╭─ EXTRACTED INFORMATION

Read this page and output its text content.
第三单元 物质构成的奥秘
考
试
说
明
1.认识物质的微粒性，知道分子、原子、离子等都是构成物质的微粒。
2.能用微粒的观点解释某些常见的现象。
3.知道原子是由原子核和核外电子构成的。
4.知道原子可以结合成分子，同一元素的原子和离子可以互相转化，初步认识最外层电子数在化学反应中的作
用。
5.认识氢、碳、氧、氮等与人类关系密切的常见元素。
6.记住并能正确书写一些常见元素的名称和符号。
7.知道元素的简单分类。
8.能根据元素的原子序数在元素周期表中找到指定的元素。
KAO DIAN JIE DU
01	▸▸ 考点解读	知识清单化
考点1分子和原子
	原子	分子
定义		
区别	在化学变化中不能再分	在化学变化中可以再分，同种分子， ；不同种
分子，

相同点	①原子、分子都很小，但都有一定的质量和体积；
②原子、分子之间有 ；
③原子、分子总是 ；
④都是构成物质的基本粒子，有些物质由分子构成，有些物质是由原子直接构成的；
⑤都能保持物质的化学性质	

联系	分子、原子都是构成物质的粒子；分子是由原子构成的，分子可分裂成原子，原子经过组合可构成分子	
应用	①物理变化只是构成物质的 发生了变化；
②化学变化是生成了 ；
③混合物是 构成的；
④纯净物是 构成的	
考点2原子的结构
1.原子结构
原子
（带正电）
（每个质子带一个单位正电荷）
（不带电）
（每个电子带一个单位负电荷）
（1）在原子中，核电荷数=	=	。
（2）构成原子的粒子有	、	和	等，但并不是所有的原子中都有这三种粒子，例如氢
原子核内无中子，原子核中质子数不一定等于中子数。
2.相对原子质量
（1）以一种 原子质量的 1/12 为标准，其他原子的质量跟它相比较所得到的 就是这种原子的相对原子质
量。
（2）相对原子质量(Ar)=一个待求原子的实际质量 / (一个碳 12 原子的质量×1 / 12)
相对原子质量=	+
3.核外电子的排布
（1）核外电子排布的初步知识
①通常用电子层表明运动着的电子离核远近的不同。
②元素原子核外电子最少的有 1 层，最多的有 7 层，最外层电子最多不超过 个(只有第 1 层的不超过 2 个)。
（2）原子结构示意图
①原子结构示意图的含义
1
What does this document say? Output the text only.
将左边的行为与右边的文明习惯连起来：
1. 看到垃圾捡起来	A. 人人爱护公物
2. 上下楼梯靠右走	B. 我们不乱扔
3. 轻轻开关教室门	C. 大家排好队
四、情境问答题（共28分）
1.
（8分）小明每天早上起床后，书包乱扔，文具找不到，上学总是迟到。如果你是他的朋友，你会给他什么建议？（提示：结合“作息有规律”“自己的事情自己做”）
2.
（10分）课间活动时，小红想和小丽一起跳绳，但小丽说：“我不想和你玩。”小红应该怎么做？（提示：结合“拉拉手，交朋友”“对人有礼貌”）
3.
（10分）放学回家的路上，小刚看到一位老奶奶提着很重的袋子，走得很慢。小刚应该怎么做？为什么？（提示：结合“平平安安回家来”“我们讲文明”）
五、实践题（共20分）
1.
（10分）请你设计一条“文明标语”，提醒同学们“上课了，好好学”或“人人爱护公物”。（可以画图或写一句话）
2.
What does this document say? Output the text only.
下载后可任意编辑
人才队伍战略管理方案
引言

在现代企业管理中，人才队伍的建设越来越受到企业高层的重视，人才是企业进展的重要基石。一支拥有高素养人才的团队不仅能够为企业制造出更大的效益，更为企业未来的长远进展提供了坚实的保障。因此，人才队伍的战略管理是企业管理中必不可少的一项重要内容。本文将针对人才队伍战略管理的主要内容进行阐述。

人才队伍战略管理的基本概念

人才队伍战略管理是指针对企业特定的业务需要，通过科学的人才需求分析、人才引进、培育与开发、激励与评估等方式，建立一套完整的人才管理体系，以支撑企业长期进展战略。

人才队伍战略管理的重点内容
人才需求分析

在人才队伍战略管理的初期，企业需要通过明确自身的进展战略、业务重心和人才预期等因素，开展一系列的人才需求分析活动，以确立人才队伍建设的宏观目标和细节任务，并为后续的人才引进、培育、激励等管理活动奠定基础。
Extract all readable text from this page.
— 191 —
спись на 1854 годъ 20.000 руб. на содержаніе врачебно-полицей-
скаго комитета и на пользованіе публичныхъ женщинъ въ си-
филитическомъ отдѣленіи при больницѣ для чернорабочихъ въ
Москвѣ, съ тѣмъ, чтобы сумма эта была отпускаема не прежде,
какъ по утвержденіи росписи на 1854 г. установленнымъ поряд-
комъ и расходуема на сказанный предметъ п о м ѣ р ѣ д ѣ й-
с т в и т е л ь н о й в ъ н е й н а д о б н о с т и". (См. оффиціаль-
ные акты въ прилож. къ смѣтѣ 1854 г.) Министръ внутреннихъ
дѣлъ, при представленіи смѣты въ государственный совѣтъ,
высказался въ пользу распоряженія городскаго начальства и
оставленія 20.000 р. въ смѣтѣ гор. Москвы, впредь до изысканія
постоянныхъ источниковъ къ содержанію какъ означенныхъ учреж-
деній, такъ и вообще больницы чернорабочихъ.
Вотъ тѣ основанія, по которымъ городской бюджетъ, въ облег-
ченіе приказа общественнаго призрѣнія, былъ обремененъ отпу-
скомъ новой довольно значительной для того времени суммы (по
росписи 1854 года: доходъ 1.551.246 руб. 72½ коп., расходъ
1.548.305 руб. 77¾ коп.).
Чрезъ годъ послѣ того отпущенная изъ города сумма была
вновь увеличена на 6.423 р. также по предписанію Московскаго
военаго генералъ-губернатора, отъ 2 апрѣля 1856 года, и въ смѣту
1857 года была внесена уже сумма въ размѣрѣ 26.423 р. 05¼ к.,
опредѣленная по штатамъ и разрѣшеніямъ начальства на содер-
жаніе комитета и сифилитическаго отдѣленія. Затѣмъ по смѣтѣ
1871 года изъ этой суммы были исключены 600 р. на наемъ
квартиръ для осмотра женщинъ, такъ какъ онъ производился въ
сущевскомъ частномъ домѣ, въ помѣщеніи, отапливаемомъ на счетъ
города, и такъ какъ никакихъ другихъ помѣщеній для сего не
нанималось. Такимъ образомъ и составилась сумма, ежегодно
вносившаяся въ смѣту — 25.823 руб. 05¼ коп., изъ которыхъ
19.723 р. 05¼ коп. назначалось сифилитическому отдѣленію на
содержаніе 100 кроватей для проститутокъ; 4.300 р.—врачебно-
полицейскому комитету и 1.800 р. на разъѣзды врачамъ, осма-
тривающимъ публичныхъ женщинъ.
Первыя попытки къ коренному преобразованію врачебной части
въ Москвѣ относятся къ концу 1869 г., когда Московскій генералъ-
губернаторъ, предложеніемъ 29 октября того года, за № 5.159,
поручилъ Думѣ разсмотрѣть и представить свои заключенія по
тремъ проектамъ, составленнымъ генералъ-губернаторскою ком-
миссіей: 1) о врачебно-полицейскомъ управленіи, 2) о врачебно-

╰─

- TASK STATEMENT
Restate each of the entries above verbatim.

- SOLUTION FOR THIS EXERCISE
Read this page and output its text content.
第三单元 物质构成的奥秘
考
试
说
明
1.认识物质的微粒性，知道分子、原子、离子等都是构成物质的微粒。
2.能用微粒的观点解释某些常见的现象。
3.知道原子是由原子核和核外电子构成的。
4.知道原子可以结合成分子，同一元素的原子和离子可以互相转化，初步认识最外层电子数在化学反应中的作
用。
5.认识氢、碳、氧、氮等与人类关系密切的常见元素。
6.记住并能正确书写一些常见元素的名称和符号。
7.知道元素的简单分类。
8.能根据元素的原子序数在元素周期表中找到指定的元素。
KAO DIAN JIE DU
01	▸▸ 考点解读	知识清单化
考点1分子和原子
	原子	分子
定义		
区别	在化学变化中不能再分	在化学变化中可以再分，同种分子， ；不同种
分子，

相同点	①原子、分子都很小，但都有一定的质量和体积；
②原子、分子之间有 ；
③原子、分子总是 ；
④都是构成物质的基本粒子，有些物质由分子构成，有些物质是由原子直接构成的；
⑤都能保持物质的化学性质	

联系	分子、原子都是构成物质的粒子；分子是由原子构成的，分子可分裂成原子，原子经过组合可构成分子	
应用	①物理变化只是构成物质的 发生了变化；
②化学变化是生成了 ；
③混合物是 构成的；
④纯净物是 构成的	
考点2原子的结构
1.原子结构
原子
（带正电）
（每个质子带一个单位正电荷）
（不带电）
（每个电子带一个单位负电荷）
（1）在原子中，核电荷数=	=	。
（2）构成原子的粒子有	、	和	等，但并不是所有的原子中都有这三种粒子，例如氢
原子核内无中子，原子核中质子数不一定等于中子数。
2.相对原子质量
（1）以一种 原子质量的 1/12 为标准，其他原子的质量跟它相比较所得到的 就是这种原子的相对原子质
量。
（2）相对原子质量(Ar)=一个待求原子的实际质量 / (一个碳 12 原子的质量×1 / 12)
相对原子质量=	+
3.核外电子的排布
（1）核外电子排布的初步知识
①通常用电子层表明运动着的电子离核远近的不同。
②元素原子核外电子最少的有 1 层，最多的有 7 层，最外层电子最多不超过 个(只有第 1 层的不超过 2 个)。
（2）原子结构示意图
①原子结构示意图的含义
1
What does this document say? Output the text only.
将左边的行为与右边的文明习惯连起来：
1. 看到垃圾捡起来	A. 人人爱护公物
2. 上下楼梯靠右走	B. 我们不乱扔
3. 轻轻开关教室门	C. 大家排好队
四、情境问答题（共28分）
1.
（8分）小明每天早上起床后，书包乱扔，文具找不到，上学总是迟到。如果你是他的朋友，你会给他什么建议？（提示：结合“作息有规律”“自己的事情自己做”）
2.
（10分）课间活动时，小红想和小丽一起跳绳，但小丽说：“我不想和你玩。”小红应该怎么做？（提示：结合“拉拉手，交朋友”“对人有礼貌”）
3.
（10分）放学回家的路上，小刚看到一位老奶奶提着很重的袋子，走得很慢。小刚应该怎么做？为什么？（提示：结合“平平安安回家来”“我们讲文明”）
五、实践题（共20分）
1.
（10分）请你设计一条“文明标语”，提醒同学们“上课了，好好学”或“人人爱护公物”。（可以画图或写一句话）
2.
What does this document say? Output the text only.
下载后可任意编辑
人才队伍战略管理方案
引言

在现代企业管理中，人才队伍的建设越来越受到企业高层的重视，人才是企业进展的重要基石。一支拥有高素养人才的团队不仅能够为企业制造出更大的效益，更为企业未来的长远进展提供了坚实的保障。因此，人才队伍的战略管理是企业管理中必不可少的一项重要内容。本文将针对人才队伍战略管理的主要内容进行阐述。

人才队伍战略管理的基本概念

人才队伍战略管理是指针对企业特定的业务需要，通过科学的人才需求分析、人才引进、培育与开发、激励与评估等方式，建立一套完整的人才管理体系，以支撑企业长期进展战略。

人才队伍战略管理的重点内容
人才需求分析

在人才队伍战略管理的初期，企业需要通过明确自身的进展战略、业务重心和人才预期等因素，开展一系列的人才需求分析活动，以确立人才队伍建设的宏观目标和细节任务，并为后续的人才引进、培育、激励等管理活动奠定基础。
Extract all readable text from this page.
— 191 —
спись на 1854 годъ 20.000 руб. на содержаніе врачебно-полицей-
скаго комитета и на пользованіе публичныхъ женщинъ въ си-
филитическомъ отдѣленіи при больницѣ для чернорабочихъ въ
Москвѣ, съ тѣмъ, чтобы сумма эта была отпускаема не прежде,
какъ по утвержденіи росписи на 1854 г. установленнымъ поряд-
комъ и расходуема на сказанный предметъ п о м ѣ р ѣ д ѣ й-
с т в и т е л ь н о й в ъ н е й н а д о б н о с т и". (См. оффиціаль-
ные акты въ прилож. къ смѣтѣ 1854 г.) Министръ внутреннихъ
дѣлъ, при представленіи смѣты въ государственный совѣтъ,
высказался въ пользу распоряженія городскаго начальства и
оставленія 20.000 р. въ смѣтѣ гор. Москвы, впредь до изысканія
постоянныхъ источниковъ къ содержанію какъ означенныхъ учреж-
деній, такъ и вообще больницы чернорабочихъ.
Вотъ тѣ основанія, по которымъ городской бюджетъ, въ облег-
ченіе приказа общественнаго призрѣнія, былъ обремененъ отпу-
скомъ новой довольно значительной для того времени суммы (по
росписи 1854 года: доходъ 1.551.246 руб. 72½ коп., расходъ
1.548.305 руб. 77¾ коп.).
Чрезъ годъ послѣ того отпущенная изъ города сумма была
вновь увеличена на 6.423 р. также по предписанію Московскаго
военаго генералъ-губернатора, отъ 2 апрѣля 1856 года, и въ смѣту
1857 года была внесена уже сумма въ размѣрѣ 26.423 р. 05¼ к.,
опредѣленная по штатамъ и разрѣшеніямъ начальства на содер-
жаніе комитета и сифилитическаго отдѣленія. Затѣмъ по смѣтѣ
1871 года изъ этой суммы были исключены 600 р. на наемъ
квартиръ для осмотра женщинъ, такъ какъ онъ производился въ
сущевскомъ частномъ домѣ, въ помѣщеніи, отапливаемомъ на счетъ
города, и такъ какъ никакихъ другихъ помѣщеній для сего не
нанималось. Такимъ образомъ и составилась сумма, ежегодно
вносившаяся въ смѣту — 25.823 руб. 05¼ коп., изъ которыхъ
19.723 р. 05¼ коп. назначалось сифилитическому отдѣленію на
содержаніе 100 кроватей для проститутокъ; 4.300 р.—врачебно-
полицейскому комитету и 1.800 р. на разъѣзды врачамъ, осма-
тривающимъ публичныхъ женщинъ.
Первыя попытки къ коренному преобразованію врачебной части
въ Москвѣ относятся къ концу 1869 г., когда Московскій генералъ-
губернаторъ, предложеніемъ 29 октября того года, за № 5.159,
поручилъ Думѣ разсмотрѣть и представить свои заключенія по
тремъ проектамъ, составленнымъ генералъ-губернаторскою ком-
миссіей: 1) о врачебно-полицейскомъ управленіи, 2) о врачебно-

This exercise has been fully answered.